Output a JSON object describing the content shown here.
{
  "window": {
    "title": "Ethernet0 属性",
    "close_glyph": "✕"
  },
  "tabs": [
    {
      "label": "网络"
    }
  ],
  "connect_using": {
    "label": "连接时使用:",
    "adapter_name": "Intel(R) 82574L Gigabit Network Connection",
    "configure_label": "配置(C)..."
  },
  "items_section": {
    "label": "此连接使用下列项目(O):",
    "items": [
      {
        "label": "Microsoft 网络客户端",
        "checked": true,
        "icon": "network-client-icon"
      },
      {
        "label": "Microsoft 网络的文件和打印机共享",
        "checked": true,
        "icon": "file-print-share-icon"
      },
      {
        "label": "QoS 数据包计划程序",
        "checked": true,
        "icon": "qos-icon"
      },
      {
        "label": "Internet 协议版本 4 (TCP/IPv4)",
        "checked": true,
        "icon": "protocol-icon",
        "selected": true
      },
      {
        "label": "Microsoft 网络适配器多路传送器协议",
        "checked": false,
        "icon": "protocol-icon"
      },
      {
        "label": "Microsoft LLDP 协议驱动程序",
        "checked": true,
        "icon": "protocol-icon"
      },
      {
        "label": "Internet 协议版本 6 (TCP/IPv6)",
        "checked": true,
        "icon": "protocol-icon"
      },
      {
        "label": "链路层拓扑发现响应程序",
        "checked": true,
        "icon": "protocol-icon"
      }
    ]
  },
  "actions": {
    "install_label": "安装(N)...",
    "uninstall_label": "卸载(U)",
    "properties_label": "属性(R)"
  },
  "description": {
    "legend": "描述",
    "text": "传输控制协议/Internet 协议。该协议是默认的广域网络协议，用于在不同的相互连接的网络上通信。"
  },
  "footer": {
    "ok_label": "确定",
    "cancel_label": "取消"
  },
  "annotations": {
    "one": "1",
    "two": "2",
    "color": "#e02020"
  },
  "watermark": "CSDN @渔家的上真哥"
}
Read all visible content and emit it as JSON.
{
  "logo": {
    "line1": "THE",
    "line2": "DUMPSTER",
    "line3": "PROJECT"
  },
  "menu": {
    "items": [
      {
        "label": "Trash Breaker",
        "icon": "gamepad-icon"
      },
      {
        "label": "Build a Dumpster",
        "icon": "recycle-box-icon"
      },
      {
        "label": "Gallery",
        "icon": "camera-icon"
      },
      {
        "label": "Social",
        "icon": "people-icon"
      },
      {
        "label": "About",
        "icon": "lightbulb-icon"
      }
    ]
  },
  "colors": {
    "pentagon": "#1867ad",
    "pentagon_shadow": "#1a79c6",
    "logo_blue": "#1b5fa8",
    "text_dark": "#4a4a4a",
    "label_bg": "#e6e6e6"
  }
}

§ **BRIEF**: Write out only what runs from the line holding "Read all visible content and emit it as JSON." through the last line of the records, exactly as shown.

§ **RESULT BELOW**:
Read all visible content and emit it as JSON.
{
  "logo": {
    "line1": "THE",
    "line2": "DUMPSTER",
    "line3": "PROJECT"
  },
  "menu": {
    "items": [
      {
        "label": "Trash Breaker",
        "icon": "gamepad-icon"
      },
      {
        "label": "Build a Dumpster",
        "icon": "recycle-box-icon"
      },
      {
        "label": "Gallery",
        "icon": "camera-icon"
      },
      {
        "label": "Social",
        "icon": "people-icon"
      },
      {
        "label": "About",
        "icon": "lightbulb-icon"
      }
    ]
  },
  "colors": {
    "pentagon": "#1867ad",
    "pentagon_shadow": "#1a79c6",
    "logo_blue": "#1b5fa8",
    "text_dark": "#4a4a4a",
    "label_bg": "#e6e6e6"
  }
}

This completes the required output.